>> Start LISTED ENTRIES

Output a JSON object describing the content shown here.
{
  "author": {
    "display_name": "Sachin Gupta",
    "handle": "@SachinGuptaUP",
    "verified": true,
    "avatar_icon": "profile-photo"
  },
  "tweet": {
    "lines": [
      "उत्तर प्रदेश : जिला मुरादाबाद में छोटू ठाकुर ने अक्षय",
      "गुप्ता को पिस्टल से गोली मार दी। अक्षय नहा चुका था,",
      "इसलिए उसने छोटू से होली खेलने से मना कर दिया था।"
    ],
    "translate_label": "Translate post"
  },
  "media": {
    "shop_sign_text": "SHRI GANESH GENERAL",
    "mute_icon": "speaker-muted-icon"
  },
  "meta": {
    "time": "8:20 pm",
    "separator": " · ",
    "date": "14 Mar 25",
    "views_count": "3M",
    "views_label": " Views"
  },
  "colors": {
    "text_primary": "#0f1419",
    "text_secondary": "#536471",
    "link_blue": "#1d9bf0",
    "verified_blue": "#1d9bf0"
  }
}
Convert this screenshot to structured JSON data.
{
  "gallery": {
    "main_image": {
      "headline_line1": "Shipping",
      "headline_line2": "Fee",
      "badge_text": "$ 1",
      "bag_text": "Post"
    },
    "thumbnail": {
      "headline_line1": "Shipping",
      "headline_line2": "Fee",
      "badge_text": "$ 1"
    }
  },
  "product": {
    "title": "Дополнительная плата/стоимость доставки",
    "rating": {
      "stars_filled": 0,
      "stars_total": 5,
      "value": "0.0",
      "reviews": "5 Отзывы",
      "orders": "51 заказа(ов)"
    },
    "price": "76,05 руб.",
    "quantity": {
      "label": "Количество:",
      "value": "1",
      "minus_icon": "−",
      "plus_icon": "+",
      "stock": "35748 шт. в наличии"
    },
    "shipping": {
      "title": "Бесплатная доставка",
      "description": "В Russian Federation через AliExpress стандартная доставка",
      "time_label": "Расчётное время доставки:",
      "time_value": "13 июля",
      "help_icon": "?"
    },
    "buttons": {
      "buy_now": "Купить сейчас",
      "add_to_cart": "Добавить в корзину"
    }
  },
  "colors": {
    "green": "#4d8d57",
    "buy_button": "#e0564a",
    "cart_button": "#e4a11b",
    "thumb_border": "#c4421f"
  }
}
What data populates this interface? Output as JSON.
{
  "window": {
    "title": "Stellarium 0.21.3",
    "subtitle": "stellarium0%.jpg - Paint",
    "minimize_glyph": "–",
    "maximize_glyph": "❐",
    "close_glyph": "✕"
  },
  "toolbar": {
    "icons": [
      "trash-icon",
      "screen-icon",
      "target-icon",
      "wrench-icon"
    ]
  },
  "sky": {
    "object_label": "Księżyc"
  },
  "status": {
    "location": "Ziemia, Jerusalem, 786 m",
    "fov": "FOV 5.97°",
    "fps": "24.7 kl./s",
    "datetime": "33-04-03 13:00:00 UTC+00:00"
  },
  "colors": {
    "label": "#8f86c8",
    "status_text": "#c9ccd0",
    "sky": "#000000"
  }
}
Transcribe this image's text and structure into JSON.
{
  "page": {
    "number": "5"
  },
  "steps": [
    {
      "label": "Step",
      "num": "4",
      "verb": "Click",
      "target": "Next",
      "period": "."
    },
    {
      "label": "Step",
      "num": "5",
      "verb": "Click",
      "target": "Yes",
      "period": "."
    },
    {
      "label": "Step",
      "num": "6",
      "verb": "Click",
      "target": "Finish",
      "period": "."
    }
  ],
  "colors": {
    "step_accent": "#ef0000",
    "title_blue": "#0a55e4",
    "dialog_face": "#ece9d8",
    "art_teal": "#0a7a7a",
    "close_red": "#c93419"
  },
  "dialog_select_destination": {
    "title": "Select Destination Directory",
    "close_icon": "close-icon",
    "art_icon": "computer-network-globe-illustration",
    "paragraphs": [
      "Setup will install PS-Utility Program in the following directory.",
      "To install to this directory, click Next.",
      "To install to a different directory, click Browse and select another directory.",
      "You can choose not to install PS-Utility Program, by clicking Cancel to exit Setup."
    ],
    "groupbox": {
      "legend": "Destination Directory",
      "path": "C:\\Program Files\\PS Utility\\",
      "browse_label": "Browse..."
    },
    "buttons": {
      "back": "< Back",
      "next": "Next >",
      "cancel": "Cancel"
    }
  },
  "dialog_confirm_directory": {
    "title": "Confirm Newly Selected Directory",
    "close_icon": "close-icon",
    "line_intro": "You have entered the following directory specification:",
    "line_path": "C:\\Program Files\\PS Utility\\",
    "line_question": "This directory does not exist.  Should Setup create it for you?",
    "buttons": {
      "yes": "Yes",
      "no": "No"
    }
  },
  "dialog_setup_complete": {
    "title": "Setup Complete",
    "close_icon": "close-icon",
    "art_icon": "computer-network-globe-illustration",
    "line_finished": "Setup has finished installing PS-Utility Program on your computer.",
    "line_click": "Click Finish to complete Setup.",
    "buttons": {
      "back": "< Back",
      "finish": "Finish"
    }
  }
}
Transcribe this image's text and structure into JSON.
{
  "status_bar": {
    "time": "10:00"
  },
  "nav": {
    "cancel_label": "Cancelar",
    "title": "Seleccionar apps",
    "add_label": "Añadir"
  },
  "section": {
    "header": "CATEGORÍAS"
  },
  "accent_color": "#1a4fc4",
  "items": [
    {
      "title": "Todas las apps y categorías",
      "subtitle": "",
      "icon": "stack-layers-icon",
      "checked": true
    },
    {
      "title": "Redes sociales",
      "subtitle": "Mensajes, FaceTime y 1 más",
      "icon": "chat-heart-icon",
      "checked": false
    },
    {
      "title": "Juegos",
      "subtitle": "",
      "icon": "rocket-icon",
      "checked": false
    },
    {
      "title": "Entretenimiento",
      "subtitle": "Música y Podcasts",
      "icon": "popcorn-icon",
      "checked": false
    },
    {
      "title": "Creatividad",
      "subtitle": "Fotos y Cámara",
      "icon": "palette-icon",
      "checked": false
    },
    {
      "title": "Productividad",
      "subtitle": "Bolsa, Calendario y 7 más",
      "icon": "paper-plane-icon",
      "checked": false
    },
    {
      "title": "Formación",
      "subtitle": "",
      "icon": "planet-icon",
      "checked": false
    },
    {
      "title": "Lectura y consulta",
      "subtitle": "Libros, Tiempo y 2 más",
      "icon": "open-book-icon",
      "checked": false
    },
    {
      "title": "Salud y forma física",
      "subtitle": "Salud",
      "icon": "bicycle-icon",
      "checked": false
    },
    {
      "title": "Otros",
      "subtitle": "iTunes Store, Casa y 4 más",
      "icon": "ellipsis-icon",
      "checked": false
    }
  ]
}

>> End LISTED ENTRIES

WORK TO BE COMPLETED: Write out every entry verbatim.

RESPONSE TO THIS TASK:
Output a JSON object describing the content shown here.
{
  "author": {
    "display_name": "Sachin Gupta",
    "handle": "@SachinGuptaUP",
    "verified": true,
    "avatar_icon": "profile-photo"
  },
  "tweet": {
    "lines": [
      "उत्तर प्रदेश : जिला मुरादाबाद में छोटू ठाकुर ने अक्षय",
      "गुप्ता को पिस्टल से गोली मार दी। अक्षय नहा चुका था,",
      "इसलिए उसने छोटू से होली खेलने से मना कर दिया था।"
    ],
    "translate_label": "Translate post"
  },
  "media": {
    "shop_sign_text": "SHRI GANESH GENERAL",
    "mute_icon": "speaker-muted-icon"
  },
  "meta": {
    "time": "8:20 pm",
    "separator": " · ",
    "date": "14 Mar 25",
    "views_count": "3M",
    "views_label": " Views"
  },
  "colors": {
    "text_primary": "#0f1419",
    "text_secondary": "#536471",
    "link_blue": "#1d9bf0",
    "verified_blue": "#1d9bf0"
  }
}
Convert this screenshot to structured JSON data.
{
  "gallery": {
    "main_image": {
      "headline_line1": "Shipping",
      "headline_line2": "Fee",
      "badge_text": "$ 1",
      "bag_text": "Post"
    },
    "thumbnail": {
      "headline_line1": "Shipping",
      "headline_line2": "Fee",
      "badge_text": "$ 1"
    }
  },
  "product": {
    "title": "Дополнительная плата/стоимость доставки",
    "rating": {
      "stars_filled": 0,
      "stars_total": 5,
      "value": "0.0",
      "reviews": "5 Отзывы",
      "orders": "51 заказа(ов)"
    },
    "price": "76,05 руб.",
    "quantity": {
      "label": "Количество:",
      "value": "1",
      "minus_icon": "−",
      "plus_icon": "+",
      "stock": "35748 шт. в наличии"
    },
    "shipping": {
      "title": "Бесплатная доставка",
      "description": "В Russian Federation через AliExpress стандартная доставка",
      "time_label": "Расчётное время доставки:",
      "time_value": "13 июля",
      "help_icon": "?"
    },
    "buttons": {
      "buy_now": "Купить сейчас",
      "add_to_cart": "Добавить в корзину"
    }
  },
  "colors": {
    "green": "#4d8d57",
    "buy_button": "#e0564a",
    "cart_button": "#e4a11b",
    "thumb_border": "#c4421f"
  }
}
What data populates this interface? Output as JSON.
{
  "window": {
    "title": "Stellarium 0.21.3",
    "subtitle": "stellarium0%.jpg - Paint",
    "minimize_glyph": "–",
    "maximize_glyph": "❐",
    "close_glyph": "✕"
  },
  "toolbar": {
    "icons": [
      "trash-icon",
      "screen-icon",
      "target-icon",
      "wrench-icon"
    ]
  },
  "sky": {
    "object_label": "Księżyc"
  },
  "status": {
    "location": "Ziemia, Jerusalem, 786 m",
    "fov": "FOV 5.97°",
    "fps": "24.7 kl./s",
    "datetime": "33-04-03 13:00:00 UTC+00:00"
  },
  "colors": {
    "label": "#8f86c8",
    "status_text": "#c9ccd0",
    "sky": "#000000"
  }
}
Transcribe this image's text and structure into JSON.
{
  "page": {
    "number": "5"
  },
  "steps": [
    {
      "label": "Step",
      "num": "4",
      "verb": "Click",
      "target": "Next",
      "period": "."
    },
    {
      "label": "Step",
      "num": "5",
      "verb": "Click",
      "target": "Yes",
      "period": "."
    },
    {
      "label": "Step",
      "num": "6",
      "verb": "Click",
      "target": "Finish",
      "period": "."
    }
  ],
  "colors": {
    "step_accent": "#ef0000",
    "title_blue": "#0a55e4",
    "dialog_face": "#ece9d8",
    "art_teal": "#0a7a7a",
    "close_red": "#c93419"
  },
  "dialog_select_destination": {
    "title": "Select Destination Directory",
    "close_icon": "close-icon",
    "art_icon": "computer-network-globe-illustration",
    "paragraphs": [
      "Setup will install PS-Utility Program in the following directory.",
      "To install to this directory, click Next.",
      "To install to a different directory, click Browse and select another directory.",
      "You can choose not to install PS-Utility Program, by clicking Cancel to exit Setup."
    ],
    "groupbox": {
      "legend": "Destination Directory",
      "path": "C:\\Program Files\\PS Utility\\",
      "browse_label": "Browse..."
    },
    "buttons": {
      "back": "< Back",
      "next": "Next >",
      "cancel": "Cancel"
    }
  },
  "dialog_confirm_directory": {
    "title": "Confirm Newly Selected Directory",
    "close_icon": "close-icon",
    "line_intro": "You have entered the following directory specification:",
    "line_path": "C:\\Program Files\\PS Utility\\",
    "line_question": "This directory does not exist.  Should Setup create it for you?",
    "buttons": {
      "yes": "Yes",
      "no": "No"
    }
  },
  "dialog_setup_complete": {
    "title": "Setup Complete",
    "close_icon": "close-icon",
    "art_icon": "computer-network-globe-illustration",
    "line_finished": "Setup has finished installing PS-Utility Program on your computer.",
    "line_click": "Click Finish to complete Setup.",
    "buttons": {
      "back": "< Back",
      "finish": "Finish"
    }
  }
}
Transcribe this image's text and structure into JSON.
{
  "status_bar": {
    "time": "10:00"
  },
  "nav": {
    "cancel_label": "Cancelar",
    "title": "Seleccionar apps",
    "add_label": "Añadir"
  },
  "section": {
    "header": "CATEGORÍAS"
  },
  "accent_color": "#1a4fc4",
  "items": [
    {
      "title": "Todas las apps y categorías",
      "subtitle": "",
      "icon": "stack-layers-icon",
      "checked": true
    },
    {
      "title": "Redes sociales",
      "subtitle": "Mensajes, FaceTime y 1 más",
      "icon": "chat-heart-icon",
      "checked": false
    },
    {
      "title": "Juegos",
      "subtitle": "",
      "icon": "rocket-icon",
      "checked": false
    },
    {
      "title": "Entretenimiento",
      "subtitle": "Música y Podcasts",
      "icon": "popcorn-icon",
      "checked": false
    },
    {
      "title": "Creatividad",
      "subtitle": "Fotos y Cámara",
      "icon": "palette-icon",
      "checked": false
    },
    {
      "title": "Productividad",
      "subtitle": "Bolsa, Calendario y 7 más",
      "icon": "paper-plane-icon",
      "checked": false
    },
    {
      "title": "Formación",
      "subtitle": "",
      "icon": "planet-icon",
      "checked": false
    },
    {
      "title": "Lectura y consulta",
      "subtitle": "Libros, Tiempo y 2 más",
      "icon": "open-book-icon",
      "checked": false
    },
    {
      "title": "Salud y forma física",
      "subtitle": "Salud",
      "icon": "bicycle-icon",
      "checked": false
    },
    {
      "title": "Otros",
      "subtitle": "iTunes Store, Casa y 4 más",
      "icon": "ellipsis-icon",
      "checked": false
    }
  ]
}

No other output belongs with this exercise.